** Written task **
Restate the listing that follows word for word, without its pictures.

** Excerpted data **
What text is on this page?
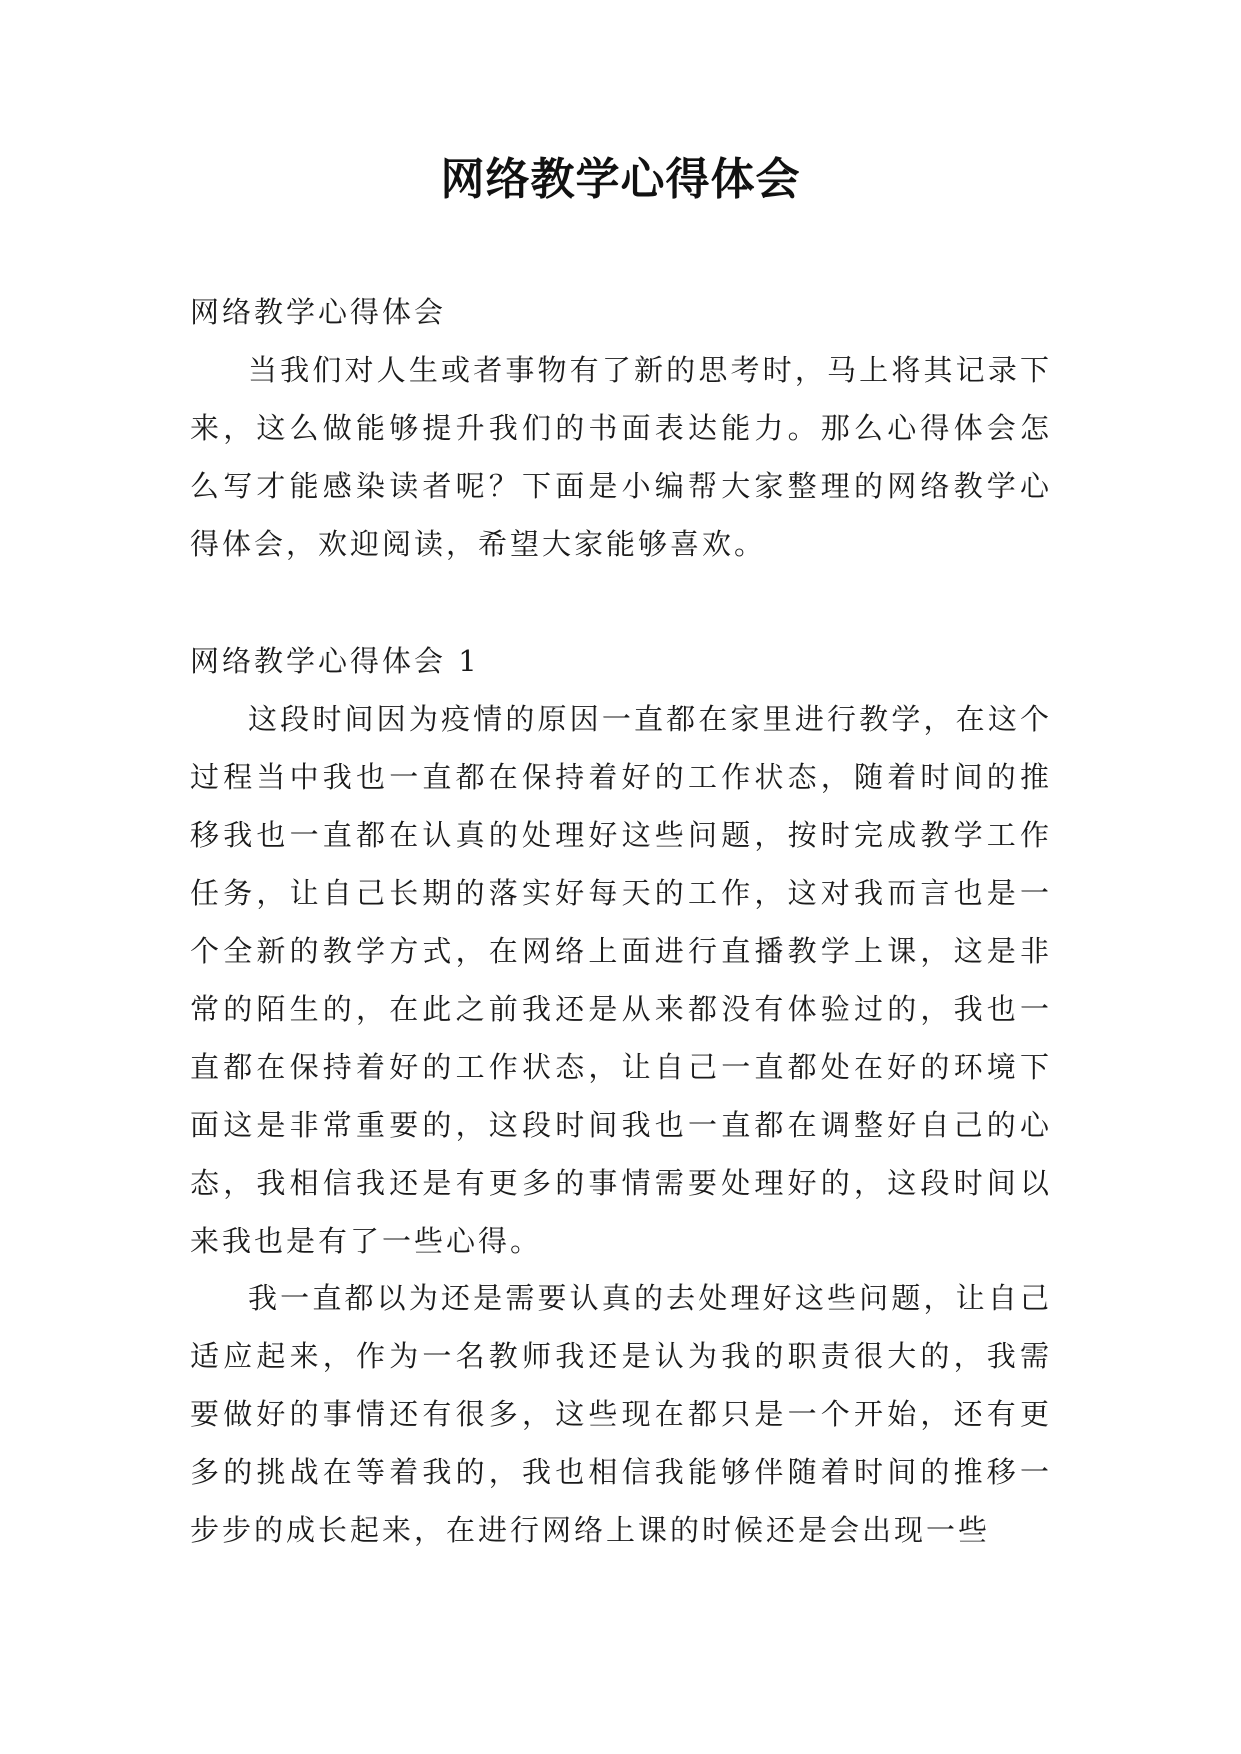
网络教学心得体会

网络教学心得体会

当我们对人生或者事物有了新的思考时，马上将其记录下来，这么做能够提升我们的书面表达能力。那么心得体会怎么写才能感染读者呢？下面是小编帮大家整理的网络教学心得体会，欢迎阅读，希望大家能够喜欢。

网络教学心得体会 1

这段时间因为疫情的原因一直都在家里进行教学，在这个过程当中我也一直都在保持着好的工作状态，随着时间的推移我也一直都在认真的处理好这些问题，按时完成教学工作任务，让自己长期的落实好每天的工作，这对我而言也是一个全新的教学方式，在网络上面进行直播教学上课，这是非常的陌生的，在此之前我还是从来都没有体验过的，我也一直都在保持着好的工作状态，让自己一直都处在好的环境下面这是非常重要的，这段时间我也一直都在调整好自己的心态，我相信我还是有更多的事情需要处理好的，这段时间以来我也是有了一些心得。

我一直都以为还是需要认真的去处理好这些问题，让自己适应起来，作为一名教师我还是认为我的职责很大的，我需要做好的事情还有很多，这些现在都只是一个开始，还有更多的挑战在等着我的，我也相信我能够伴随着时间的推移一步步的成长起来，在进行网络上课的时候还是会出现一些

** Exercise response **
What text is on this page?
网络教学心得体会

网络教学心得体会

当我们对人生或者事物有了新的思考时，马上将其记录下来，这么做能够提升我们的书面表达能力。那么心得体会怎么写才能感染读者呢？下面是小编帮大家整理的网络教学心得体会，欢迎阅读，希望大家能够喜欢。

网络教学心得体会 1

这段时间因为疫情的原因一直都在家里进行教学，在这个过程当中我也一直都在保持着好的工作状态，随着时间的推移我也一直都在认真的处理好这些问题，按时完成教学工作任务，让自己长期的落实好每天的工作，这对我而言也是一个全新的教学方式，在网络上面进行直播教学上课，这是非常的陌生的，在此之前我还是从来都没有体验过的，我也一直都在保持着好的工作状态，让自己一直都处在好的环境下面这是非常重要的，这段时间我也一直都在调整好自己的心态，我相信我还是有更多的事情需要处理好的，这段时间以来我也是有了一些心得。

我一直都以为还是需要认真的去处理好这些问题，让自己适应起来，作为一名教师我还是认为我的职责很大的，我需要做好的事情还有很多，这些现在都只是一个开始，还有更多的挑战在等着我的，我也相信我能够伴随着时间的推移一步步的成长起来，在进行网络上课的时候还是会出现一些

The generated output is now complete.